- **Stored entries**
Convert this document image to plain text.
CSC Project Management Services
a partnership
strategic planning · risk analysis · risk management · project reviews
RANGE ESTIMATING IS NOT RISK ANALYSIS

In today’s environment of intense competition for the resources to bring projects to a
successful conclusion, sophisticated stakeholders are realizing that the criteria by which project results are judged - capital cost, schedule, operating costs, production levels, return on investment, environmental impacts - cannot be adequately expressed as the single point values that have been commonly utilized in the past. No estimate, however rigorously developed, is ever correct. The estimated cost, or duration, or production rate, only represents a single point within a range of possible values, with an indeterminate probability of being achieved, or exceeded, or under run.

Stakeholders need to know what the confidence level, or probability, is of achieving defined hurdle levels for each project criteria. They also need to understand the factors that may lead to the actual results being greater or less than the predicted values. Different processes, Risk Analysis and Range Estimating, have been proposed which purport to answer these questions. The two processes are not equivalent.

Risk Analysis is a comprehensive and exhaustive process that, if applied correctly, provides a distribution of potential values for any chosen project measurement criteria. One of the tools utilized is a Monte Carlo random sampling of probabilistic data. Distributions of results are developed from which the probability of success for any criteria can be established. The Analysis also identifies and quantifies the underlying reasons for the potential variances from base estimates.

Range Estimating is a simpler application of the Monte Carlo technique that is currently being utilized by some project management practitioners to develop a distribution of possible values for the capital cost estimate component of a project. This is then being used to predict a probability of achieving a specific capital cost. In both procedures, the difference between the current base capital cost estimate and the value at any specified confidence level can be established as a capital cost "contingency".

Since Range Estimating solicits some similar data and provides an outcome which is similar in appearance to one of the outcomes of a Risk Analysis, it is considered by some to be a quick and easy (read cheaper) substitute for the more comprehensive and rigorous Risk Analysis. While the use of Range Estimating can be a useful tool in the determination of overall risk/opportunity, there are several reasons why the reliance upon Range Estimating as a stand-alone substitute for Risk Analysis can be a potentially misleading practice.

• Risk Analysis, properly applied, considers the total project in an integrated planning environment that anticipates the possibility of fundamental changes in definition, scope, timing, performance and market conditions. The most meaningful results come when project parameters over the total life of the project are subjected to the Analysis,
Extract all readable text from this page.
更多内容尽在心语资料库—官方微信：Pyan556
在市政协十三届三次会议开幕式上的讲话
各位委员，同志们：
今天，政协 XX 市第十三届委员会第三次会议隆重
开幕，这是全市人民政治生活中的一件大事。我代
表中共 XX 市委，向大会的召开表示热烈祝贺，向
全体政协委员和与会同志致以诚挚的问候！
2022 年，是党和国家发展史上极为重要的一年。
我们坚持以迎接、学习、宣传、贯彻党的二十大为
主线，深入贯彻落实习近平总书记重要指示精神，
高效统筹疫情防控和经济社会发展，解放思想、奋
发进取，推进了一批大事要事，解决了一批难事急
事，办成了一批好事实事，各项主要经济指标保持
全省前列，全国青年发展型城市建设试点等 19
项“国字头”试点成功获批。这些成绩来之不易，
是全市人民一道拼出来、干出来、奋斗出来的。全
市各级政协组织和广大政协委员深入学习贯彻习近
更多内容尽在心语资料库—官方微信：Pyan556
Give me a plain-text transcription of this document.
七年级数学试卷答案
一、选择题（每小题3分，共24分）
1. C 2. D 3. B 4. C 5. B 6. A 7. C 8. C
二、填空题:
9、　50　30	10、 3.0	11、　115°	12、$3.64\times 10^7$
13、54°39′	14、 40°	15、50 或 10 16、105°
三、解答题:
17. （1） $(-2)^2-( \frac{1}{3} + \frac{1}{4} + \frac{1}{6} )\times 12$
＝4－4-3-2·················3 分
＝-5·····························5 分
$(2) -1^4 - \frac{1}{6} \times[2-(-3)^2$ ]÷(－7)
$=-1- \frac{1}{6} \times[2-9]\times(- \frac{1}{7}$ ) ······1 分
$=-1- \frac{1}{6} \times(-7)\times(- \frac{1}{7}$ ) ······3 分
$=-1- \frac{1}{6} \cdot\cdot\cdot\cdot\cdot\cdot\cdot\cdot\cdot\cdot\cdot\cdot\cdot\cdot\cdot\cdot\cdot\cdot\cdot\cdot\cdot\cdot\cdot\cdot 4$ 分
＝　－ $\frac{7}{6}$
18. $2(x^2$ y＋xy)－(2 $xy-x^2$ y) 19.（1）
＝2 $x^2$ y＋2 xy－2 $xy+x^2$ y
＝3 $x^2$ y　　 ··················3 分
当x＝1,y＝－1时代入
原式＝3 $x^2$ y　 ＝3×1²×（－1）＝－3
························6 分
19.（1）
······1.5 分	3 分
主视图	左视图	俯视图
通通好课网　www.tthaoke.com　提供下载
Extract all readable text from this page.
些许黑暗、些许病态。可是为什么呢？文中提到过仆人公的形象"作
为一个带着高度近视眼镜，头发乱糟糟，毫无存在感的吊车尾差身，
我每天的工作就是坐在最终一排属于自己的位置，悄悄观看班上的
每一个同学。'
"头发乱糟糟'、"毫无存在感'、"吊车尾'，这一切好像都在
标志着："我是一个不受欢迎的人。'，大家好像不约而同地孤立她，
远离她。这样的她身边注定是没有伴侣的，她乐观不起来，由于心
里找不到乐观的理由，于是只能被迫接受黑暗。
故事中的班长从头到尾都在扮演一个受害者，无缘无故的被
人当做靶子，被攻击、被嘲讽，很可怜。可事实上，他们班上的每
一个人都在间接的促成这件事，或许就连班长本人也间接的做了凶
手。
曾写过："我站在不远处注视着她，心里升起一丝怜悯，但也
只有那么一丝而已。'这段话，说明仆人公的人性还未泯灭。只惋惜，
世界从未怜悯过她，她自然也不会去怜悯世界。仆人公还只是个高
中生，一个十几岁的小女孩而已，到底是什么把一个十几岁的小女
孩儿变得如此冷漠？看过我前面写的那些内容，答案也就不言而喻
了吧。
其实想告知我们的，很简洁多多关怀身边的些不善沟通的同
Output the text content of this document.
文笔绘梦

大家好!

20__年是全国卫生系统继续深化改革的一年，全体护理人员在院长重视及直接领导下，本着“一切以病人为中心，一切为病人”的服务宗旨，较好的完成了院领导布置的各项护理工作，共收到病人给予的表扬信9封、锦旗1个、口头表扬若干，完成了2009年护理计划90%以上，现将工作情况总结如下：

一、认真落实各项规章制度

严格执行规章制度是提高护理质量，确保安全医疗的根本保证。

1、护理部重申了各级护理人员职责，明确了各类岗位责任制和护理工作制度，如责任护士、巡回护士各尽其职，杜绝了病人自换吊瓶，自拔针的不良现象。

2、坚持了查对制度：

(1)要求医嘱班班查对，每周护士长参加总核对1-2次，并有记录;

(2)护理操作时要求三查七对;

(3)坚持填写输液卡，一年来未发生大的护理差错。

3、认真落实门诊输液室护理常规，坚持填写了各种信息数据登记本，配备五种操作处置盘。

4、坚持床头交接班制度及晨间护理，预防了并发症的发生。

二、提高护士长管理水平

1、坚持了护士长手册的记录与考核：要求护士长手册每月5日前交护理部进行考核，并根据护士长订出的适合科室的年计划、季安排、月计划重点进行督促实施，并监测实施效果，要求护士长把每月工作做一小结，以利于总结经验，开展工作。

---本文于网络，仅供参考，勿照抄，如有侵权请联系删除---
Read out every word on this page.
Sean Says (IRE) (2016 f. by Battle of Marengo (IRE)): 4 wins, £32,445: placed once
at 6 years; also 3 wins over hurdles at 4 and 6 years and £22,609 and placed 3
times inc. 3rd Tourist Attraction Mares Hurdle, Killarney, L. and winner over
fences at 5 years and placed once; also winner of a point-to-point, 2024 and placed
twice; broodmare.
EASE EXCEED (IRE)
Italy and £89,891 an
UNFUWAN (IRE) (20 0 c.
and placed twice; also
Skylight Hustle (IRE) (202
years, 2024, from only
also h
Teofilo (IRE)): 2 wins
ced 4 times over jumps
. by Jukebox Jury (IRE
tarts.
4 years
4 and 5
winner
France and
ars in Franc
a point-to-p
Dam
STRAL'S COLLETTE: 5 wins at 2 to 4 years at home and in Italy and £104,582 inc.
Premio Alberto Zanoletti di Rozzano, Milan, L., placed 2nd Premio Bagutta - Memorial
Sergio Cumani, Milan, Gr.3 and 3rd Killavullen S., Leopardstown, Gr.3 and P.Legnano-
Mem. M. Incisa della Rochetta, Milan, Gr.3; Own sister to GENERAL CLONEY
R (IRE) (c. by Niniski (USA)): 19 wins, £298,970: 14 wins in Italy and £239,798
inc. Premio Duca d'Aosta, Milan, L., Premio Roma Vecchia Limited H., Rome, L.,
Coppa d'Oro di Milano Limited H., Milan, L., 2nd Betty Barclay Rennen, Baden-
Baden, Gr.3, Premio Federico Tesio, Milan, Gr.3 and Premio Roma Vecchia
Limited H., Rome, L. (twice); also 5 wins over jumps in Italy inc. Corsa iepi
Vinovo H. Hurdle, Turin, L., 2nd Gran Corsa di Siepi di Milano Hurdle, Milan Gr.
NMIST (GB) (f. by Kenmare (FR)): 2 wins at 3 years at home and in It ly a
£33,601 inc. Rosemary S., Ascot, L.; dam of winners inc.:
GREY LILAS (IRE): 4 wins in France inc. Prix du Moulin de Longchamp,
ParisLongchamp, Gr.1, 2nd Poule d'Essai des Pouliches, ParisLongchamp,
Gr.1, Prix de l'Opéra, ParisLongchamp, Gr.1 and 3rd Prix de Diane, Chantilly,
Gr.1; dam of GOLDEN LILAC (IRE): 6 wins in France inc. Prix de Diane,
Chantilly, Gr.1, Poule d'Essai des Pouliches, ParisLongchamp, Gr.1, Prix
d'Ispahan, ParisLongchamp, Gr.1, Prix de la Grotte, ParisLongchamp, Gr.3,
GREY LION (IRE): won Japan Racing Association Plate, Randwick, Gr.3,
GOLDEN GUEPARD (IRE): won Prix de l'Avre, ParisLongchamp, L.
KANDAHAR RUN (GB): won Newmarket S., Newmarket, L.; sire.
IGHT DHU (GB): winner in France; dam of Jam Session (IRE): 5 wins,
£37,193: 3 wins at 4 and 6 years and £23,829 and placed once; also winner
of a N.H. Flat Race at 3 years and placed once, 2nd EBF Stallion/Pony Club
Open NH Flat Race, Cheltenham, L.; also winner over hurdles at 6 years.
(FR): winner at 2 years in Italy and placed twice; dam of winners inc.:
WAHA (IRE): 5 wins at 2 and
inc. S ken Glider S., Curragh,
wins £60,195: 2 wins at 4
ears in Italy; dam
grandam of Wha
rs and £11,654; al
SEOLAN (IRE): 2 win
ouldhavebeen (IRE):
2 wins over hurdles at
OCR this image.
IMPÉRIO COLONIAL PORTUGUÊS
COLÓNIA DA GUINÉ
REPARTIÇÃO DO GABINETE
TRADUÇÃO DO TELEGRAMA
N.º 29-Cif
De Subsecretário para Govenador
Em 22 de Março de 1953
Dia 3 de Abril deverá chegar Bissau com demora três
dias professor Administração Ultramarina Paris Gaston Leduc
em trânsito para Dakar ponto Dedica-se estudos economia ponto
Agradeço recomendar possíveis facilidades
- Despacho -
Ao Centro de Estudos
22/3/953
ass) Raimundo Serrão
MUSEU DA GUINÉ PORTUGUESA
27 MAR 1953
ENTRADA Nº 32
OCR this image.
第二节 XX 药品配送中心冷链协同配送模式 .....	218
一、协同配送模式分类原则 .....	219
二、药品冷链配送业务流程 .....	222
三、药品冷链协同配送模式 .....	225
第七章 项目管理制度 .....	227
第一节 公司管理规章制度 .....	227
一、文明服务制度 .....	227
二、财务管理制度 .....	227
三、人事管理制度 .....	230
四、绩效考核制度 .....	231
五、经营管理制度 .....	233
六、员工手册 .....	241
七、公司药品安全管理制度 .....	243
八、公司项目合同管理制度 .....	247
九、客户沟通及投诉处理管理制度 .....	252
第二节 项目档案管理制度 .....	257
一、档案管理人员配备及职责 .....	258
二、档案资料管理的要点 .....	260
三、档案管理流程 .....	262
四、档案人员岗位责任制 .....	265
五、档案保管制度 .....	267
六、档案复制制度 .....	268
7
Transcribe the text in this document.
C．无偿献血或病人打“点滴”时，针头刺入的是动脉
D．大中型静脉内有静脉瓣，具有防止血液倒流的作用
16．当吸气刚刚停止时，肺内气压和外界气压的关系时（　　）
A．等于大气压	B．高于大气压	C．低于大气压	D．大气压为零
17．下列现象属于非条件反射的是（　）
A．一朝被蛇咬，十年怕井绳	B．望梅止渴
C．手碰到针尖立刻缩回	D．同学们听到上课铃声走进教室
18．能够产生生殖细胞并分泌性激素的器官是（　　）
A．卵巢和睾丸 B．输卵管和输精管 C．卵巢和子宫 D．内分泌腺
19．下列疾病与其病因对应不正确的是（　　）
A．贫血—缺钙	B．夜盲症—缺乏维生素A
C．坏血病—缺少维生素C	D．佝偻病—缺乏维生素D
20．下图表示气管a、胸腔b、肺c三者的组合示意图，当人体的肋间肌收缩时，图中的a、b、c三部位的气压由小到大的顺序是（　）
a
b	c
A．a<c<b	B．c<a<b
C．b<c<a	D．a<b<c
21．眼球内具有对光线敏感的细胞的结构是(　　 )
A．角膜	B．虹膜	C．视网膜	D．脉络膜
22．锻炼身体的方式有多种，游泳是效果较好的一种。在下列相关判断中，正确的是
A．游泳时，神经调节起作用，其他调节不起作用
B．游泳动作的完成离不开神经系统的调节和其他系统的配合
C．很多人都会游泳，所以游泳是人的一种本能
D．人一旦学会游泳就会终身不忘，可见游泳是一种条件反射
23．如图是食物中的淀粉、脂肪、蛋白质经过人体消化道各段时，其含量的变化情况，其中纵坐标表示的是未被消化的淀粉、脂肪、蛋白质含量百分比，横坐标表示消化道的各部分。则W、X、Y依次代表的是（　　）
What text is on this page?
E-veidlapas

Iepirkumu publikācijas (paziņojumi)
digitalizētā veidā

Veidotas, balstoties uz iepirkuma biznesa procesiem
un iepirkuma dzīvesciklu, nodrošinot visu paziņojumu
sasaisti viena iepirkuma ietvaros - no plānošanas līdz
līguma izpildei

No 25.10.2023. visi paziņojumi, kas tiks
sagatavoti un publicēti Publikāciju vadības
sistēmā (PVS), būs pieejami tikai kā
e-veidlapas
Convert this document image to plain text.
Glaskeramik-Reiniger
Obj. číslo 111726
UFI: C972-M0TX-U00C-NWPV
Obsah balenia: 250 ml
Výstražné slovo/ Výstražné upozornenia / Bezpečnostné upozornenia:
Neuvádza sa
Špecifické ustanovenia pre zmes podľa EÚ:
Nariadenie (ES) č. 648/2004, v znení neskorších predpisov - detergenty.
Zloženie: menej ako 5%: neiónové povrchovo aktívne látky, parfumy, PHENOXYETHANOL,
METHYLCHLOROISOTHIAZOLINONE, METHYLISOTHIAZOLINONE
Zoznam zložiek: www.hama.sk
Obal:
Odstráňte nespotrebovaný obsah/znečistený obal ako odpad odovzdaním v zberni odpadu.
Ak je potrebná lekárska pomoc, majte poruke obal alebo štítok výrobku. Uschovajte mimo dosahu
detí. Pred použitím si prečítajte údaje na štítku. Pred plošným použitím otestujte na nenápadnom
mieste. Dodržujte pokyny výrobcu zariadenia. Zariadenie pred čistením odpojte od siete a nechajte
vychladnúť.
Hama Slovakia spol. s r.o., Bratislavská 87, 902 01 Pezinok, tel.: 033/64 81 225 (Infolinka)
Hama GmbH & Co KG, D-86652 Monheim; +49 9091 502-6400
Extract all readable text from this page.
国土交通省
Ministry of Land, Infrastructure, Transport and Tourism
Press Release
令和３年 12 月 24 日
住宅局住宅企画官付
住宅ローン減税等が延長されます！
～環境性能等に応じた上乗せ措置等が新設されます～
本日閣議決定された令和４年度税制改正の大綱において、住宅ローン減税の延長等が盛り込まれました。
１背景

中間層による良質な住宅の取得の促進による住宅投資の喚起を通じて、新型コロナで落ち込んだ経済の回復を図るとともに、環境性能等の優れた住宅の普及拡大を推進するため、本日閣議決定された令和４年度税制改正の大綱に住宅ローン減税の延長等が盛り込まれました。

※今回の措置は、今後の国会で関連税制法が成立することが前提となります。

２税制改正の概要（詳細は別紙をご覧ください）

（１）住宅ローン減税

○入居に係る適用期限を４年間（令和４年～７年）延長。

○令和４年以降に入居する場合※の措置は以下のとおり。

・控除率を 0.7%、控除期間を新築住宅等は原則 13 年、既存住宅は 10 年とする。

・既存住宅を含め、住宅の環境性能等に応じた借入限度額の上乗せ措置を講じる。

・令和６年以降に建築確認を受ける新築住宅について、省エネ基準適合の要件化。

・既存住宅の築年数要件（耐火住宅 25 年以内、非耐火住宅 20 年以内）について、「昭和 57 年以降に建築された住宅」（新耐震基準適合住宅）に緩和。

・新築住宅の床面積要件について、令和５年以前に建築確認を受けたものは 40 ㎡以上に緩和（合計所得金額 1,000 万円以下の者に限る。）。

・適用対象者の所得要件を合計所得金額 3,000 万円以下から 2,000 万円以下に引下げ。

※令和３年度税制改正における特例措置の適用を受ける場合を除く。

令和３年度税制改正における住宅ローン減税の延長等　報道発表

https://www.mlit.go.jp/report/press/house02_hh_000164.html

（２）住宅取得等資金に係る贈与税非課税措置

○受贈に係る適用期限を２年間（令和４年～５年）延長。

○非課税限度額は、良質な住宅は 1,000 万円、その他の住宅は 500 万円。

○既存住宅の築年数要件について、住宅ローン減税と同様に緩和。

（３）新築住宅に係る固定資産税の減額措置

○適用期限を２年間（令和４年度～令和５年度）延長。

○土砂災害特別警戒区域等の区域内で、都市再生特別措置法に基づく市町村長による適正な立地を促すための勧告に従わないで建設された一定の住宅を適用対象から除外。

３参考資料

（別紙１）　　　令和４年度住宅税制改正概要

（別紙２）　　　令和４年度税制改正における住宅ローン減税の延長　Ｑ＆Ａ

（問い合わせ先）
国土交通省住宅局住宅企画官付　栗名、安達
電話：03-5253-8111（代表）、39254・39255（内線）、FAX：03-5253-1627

- **JOB**
Say how many lines of the data include the string "Essai". Nothing other than the number should be given.

- **EXERCISE RESULT**
2